→ WHAT IS EXPECTED
Transcribe the entries that follow, word for word.

[Start SOURCE DATA]

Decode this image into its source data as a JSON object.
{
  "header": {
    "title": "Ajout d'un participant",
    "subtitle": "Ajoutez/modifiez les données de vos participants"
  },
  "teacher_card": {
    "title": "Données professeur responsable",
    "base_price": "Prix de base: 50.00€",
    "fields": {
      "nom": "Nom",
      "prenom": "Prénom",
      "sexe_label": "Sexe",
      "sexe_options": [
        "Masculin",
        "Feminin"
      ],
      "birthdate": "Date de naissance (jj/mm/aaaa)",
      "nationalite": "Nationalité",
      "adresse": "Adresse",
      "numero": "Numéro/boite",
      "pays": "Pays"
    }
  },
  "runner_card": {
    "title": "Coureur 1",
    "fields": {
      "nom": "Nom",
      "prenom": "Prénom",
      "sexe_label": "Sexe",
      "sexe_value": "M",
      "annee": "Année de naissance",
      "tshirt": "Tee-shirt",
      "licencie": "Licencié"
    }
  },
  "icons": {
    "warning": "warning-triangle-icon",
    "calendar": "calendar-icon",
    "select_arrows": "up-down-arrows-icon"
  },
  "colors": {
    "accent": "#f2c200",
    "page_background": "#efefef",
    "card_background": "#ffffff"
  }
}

[End SOURCE DATA]

→ TASK RESULT
Decode this image into its source data as a JSON object.
{
  "header": {
    "title": "Ajout d'un participant",
    "subtitle": "Ajoutez/modifiez les données de vos participants"
  },
  "teacher_card": {
    "title": "Données professeur responsable",
    "base_price": "Prix de base: 50.00€",
    "fields": {
      "nom": "Nom",
      "prenom": "Prénom",
      "sexe_label": "Sexe",
      "sexe_options": [
        "Masculin",
        "Feminin"
      ],
      "birthdate": "Date de naissance (jj/mm/aaaa)",
      "nationalite": "Nationalité",
      "adresse": "Adresse",
      "numero": "Numéro/boite",
      "pays": "Pays"
    }
  },
  "runner_card": {
    "title": "Coureur 1",
    "fields": {
      "nom": "Nom",
      "prenom": "Prénom",
      "sexe_label": "Sexe",
      "sexe_value": "M",
      "annee": "Année de naissance",
      "tshirt": "Tee-shirt",
      "licencie": "Licencié"
    }
  },
  "icons": {
    "warning": "warning-triangle-icon",
    "calendar": "calendar-icon",
    "select_arrows": "up-down-arrows-icon"
  },
  "colors": {
    "accent": "#f2c200",
    "page_background": "#efefef",
    "card_background": "#ffffff"
  }
}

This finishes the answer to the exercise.